Filter the entries and keep only the lines where the string "screenshot" appears.

## Start Data rows

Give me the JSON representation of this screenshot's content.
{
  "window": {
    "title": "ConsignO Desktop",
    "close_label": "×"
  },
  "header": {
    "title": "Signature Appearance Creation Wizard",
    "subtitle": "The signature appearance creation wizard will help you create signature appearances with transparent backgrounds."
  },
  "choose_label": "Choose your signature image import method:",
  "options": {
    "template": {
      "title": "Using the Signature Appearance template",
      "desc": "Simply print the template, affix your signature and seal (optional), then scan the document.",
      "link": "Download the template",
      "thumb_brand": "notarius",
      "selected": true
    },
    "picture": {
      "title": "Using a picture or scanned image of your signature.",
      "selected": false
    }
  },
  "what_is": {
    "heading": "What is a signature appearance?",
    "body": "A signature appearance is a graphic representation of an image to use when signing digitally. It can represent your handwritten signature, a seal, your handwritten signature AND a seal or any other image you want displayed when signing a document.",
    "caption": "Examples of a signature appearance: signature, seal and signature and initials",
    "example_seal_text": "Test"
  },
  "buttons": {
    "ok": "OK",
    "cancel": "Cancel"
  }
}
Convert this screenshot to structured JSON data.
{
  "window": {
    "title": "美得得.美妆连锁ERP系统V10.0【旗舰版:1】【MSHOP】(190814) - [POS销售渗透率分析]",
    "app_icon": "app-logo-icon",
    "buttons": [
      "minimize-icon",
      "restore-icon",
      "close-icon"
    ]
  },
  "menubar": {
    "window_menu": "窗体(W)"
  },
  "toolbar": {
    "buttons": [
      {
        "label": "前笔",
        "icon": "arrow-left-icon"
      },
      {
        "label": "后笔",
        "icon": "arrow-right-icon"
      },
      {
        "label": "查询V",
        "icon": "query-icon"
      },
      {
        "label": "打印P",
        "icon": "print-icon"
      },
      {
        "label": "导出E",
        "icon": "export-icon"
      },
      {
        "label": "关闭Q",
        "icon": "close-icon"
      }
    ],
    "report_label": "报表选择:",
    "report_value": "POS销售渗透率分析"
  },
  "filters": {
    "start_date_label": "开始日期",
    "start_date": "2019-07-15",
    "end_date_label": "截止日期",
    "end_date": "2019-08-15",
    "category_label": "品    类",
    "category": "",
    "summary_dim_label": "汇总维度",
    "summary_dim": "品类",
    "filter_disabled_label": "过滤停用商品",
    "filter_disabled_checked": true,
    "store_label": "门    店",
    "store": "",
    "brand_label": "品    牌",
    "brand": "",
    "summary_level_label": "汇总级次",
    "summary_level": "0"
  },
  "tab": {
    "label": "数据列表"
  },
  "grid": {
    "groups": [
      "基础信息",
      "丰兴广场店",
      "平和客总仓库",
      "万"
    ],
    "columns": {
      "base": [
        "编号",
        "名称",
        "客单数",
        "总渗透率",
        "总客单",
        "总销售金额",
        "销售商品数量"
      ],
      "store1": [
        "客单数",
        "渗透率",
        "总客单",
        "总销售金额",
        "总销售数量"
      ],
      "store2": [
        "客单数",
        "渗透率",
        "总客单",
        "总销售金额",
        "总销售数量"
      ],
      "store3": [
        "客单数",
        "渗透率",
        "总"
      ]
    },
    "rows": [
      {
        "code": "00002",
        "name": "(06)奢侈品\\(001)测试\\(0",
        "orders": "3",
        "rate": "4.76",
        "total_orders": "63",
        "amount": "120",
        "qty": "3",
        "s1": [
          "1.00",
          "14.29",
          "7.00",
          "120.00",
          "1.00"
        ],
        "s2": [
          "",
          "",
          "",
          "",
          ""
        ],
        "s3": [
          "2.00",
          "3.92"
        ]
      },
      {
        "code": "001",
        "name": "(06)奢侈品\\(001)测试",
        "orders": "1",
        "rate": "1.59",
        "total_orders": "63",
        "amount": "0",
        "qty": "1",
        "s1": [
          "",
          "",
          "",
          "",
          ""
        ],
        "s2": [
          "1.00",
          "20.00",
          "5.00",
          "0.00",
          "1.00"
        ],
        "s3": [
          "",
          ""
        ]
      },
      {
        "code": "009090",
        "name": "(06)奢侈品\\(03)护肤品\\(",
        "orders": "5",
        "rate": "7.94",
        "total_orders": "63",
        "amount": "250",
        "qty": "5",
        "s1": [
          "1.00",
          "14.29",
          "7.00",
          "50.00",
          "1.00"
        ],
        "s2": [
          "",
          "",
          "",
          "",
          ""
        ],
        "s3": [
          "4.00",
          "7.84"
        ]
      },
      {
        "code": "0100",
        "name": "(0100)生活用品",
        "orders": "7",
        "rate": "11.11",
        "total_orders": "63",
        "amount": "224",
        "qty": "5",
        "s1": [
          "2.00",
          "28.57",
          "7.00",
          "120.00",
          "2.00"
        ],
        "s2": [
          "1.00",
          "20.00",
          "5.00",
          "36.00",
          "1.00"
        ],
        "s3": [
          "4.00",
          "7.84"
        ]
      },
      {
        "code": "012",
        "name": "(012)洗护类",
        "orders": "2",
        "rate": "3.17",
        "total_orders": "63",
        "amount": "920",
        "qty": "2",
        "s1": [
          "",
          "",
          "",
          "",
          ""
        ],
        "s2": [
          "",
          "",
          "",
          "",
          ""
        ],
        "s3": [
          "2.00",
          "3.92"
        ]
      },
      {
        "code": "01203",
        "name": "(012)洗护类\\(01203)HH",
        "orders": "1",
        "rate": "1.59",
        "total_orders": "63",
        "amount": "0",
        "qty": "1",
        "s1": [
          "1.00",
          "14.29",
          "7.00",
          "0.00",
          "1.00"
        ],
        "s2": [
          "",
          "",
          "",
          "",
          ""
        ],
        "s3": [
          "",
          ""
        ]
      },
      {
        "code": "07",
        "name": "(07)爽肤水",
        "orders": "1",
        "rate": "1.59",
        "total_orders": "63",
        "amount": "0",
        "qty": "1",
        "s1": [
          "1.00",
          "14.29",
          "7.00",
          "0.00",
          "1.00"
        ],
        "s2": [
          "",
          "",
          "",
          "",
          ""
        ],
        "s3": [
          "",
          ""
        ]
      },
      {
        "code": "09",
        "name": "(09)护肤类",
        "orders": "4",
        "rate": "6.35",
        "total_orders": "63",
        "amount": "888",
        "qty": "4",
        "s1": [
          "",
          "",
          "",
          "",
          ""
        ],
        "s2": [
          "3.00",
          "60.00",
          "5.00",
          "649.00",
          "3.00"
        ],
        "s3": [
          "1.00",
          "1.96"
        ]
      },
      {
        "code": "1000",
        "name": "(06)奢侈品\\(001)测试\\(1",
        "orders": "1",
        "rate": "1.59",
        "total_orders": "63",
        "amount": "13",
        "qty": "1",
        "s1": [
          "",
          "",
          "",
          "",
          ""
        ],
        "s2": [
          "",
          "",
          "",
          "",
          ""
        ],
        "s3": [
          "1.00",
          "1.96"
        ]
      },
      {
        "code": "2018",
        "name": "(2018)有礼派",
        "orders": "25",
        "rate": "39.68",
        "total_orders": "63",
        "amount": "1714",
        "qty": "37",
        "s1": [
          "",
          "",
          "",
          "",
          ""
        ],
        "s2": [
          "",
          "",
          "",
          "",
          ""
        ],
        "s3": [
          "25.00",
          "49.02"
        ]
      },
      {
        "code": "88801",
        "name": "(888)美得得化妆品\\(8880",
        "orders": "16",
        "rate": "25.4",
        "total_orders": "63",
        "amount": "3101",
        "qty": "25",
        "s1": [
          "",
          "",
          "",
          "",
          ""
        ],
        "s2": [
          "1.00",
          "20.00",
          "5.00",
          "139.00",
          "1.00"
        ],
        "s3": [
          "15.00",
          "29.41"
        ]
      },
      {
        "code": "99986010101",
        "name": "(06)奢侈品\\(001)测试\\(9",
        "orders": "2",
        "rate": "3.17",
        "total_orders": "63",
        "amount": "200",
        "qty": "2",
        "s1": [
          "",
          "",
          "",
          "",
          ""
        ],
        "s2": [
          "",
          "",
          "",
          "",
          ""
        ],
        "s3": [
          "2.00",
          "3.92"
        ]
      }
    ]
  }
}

## End Data rows

Finished task:
Give me the JSON representation of this screenshot's content.
Convert this screenshot to structured JSON data.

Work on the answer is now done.